- [TASK INSTRUCTIONS]:
Extract each line of the data and write it out again exactly.

- [RECORDS SUPPLIED]:
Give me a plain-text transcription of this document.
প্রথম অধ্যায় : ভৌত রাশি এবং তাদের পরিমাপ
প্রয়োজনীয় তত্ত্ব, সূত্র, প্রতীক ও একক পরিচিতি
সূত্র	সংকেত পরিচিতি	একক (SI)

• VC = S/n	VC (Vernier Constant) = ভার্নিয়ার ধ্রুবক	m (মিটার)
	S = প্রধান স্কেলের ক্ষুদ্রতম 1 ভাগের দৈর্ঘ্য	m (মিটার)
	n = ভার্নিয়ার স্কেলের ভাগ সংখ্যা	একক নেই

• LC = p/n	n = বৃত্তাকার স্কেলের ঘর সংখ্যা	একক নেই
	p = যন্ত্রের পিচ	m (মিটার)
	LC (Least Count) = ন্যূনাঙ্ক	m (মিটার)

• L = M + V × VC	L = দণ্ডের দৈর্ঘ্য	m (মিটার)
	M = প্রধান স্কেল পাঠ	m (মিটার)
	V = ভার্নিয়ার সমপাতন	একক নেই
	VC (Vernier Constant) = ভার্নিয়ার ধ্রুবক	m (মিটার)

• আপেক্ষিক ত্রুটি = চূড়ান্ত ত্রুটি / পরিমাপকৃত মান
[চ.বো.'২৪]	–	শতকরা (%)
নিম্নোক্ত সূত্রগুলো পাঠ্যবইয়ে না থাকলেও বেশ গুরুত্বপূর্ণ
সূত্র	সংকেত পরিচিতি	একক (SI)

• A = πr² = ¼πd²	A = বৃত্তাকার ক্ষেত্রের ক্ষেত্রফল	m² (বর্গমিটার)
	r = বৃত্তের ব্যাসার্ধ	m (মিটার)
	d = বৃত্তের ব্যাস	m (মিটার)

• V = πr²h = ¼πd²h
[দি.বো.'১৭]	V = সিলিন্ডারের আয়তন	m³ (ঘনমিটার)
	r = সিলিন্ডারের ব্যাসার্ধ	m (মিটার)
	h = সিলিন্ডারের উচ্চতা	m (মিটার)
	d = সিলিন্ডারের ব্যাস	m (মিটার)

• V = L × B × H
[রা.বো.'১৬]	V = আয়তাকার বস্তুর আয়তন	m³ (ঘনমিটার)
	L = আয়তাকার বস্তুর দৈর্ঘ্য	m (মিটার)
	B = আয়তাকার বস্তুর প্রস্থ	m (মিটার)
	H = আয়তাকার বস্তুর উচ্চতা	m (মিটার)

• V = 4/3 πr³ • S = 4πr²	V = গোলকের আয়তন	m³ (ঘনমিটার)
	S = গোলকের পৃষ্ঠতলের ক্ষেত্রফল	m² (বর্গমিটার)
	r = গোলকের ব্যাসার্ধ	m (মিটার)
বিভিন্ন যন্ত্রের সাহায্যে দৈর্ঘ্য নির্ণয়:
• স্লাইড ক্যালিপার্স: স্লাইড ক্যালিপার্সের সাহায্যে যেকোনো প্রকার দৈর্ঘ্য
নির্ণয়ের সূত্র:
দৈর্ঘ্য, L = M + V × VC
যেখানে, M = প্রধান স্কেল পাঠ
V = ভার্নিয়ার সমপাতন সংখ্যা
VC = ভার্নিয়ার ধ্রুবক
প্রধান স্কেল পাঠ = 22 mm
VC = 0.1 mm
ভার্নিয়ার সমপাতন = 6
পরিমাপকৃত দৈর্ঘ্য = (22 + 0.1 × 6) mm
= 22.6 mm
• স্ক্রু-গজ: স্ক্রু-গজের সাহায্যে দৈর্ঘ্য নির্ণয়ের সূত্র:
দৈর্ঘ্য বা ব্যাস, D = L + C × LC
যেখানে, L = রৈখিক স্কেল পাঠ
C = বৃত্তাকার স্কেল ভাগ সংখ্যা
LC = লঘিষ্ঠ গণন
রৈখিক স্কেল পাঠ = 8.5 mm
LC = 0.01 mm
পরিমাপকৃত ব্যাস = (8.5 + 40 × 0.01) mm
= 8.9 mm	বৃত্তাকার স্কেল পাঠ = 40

- [THE REPLY]:
Give me a plain-text transcription of this document.
প্রথম অধ্যায় : ভৌত রাশি এবং তাদের পরিমাপ
প্রয়োজনীয় তত্ত্ব, সূত্র, প্রতীক ও একক পরিচিতি
সূত্র	সংকেত পরিচিতি	একক (SI)

• VC = S/n	VC (Vernier Constant) = ভার্নিয়ার ধ্রুবক	m (মিটার)
	S = প্রধান স্কেলের ক্ষুদ্রতম 1 ভাগের দৈর্ঘ্য	m (মিটার)
	n = ভার্নিয়ার স্কেলের ভাগ সংখ্যা	একক নেই

• LC = p/n	n = বৃত্তাকার স্কেলের ঘর সংখ্যা	একক নেই
	p = যন্ত্রের পিচ	m (মিটার)
	LC (Least Count) = ন্যূনাঙ্ক	m (মিটার)

• L = M + V × VC	L = দণ্ডের দৈর্ঘ্য	m (মিটার)
	M = প্রধান স্কেল পাঠ	m (মিটার)
	V = ভার্নিয়ার সমপাতন	একক নেই
	VC (Vernier Constant) = ভার্নিয়ার ধ্রুবক	m (মিটার)

• আপেক্ষিক ত্রুটি = চূড়ান্ত ত্রুটি / পরিমাপকৃত মান
[চ.বো.'২৪]	–	শতকরা (%)
নিম্নোক্ত সূত্রগুলো পাঠ্যবইয়ে না থাকলেও বেশ গুরুত্বপূর্ণ
সূত্র	সংকেত পরিচিতি	একক (SI)

• A = πr² = ¼πd²	A = বৃত্তাকার ক্ষেত্রের ক্ষেত্রফল	m² (বর্গমিটার)
	r = বৃত্তের ব্যাসার্ধ	m (মিটার)
	d = বৃত্তের ব্যাস	m (মিটার)

• V = πr²h = ¼πd²h
[দি.বো.'১৭]	V = সিলিন্ডারের আয়তন	m³ (ঘনমিটার)
	r = সিলিন্ডারের ব্যাসার্ধ	m (মিটার)
	h = সিলিন্ডারের উচ্চতা	m (মিটার)
	d = সিলিন্ডারের ব্যাস	m (মিটার)

• V = L × B × H
[রা.বো.'১৬]	V = আয়তাকার বস্তুর আয়তন	m³ (ঘনমিটার)
	L = আয়তাকার বস্তুর দৈর্ঘ্য	m (মিটার)
	B = আয়তাকার বস্তুর প্রস্থ	m (মিটার)
	H = আয়তাকার বস্তুর উচ্চতা	m (মিটার)

• V = 4/3 πr³ • S = 4πr²	V = গোলকের আয়তন	m³ (ঘনমিটার)
	S = গোলকের পৃষ্ঠতলের ক্ষেত্রফল	m² (বর্গমিটার)
	r = গোলকের ব্যাসার্ধ	m (মিটার)
বিভিন্ন যন্ত্রের সাহায্যে দৈর্ঘ্য নির্ণয়:
• স্লাইড ক্যালিপার্স: স্লাইড ক্যালিপার্সের সাহায্যে যেকোনো প্রকার দৈর্ঘ্য
নির্ণয়ের সূত্র:
দৈর্ঘ্য, L = M + V × VC
যেখানে, M = প্রধান স্কেল পাঠ
V = ভার্নিয়ার সমপাতন সংখ্যা
VC = ভার্নিয়ার ধ্রুবক
প্রধান স্কেল পাঠ = 22 mm
VC = 0.1 mm
ভার্নিয়ার সমপাতন = 6
পরিমাপকৃত দৈর্ঘ্য = (22 + 0.1 × 6) mm
= 22.6 mm
• স্ক্রু-গজ: স্ক্রু-গজের সাহায্যে দৈর্ঘ্য নির্ণয়ের সূত্র:
দৈর্ঘ্য বা ব্যাস, D = L + C × LC
যেখানে, L = রৈখিক স্কেল পাঠ
C = বৃত্তাকার স্কেল ভাগ সংখ্যা
LC = লঘিষ্ঠ গণন
রৈখিক স্কেল পাঠ = 8.5 mm
LC = 0.01 mm
পরিমাপকৃত ব্যাস = (8.5 + 40 × 0.01) mm
= 8.9 mm	বৃত্তাকার স্কেল পাঠ = 40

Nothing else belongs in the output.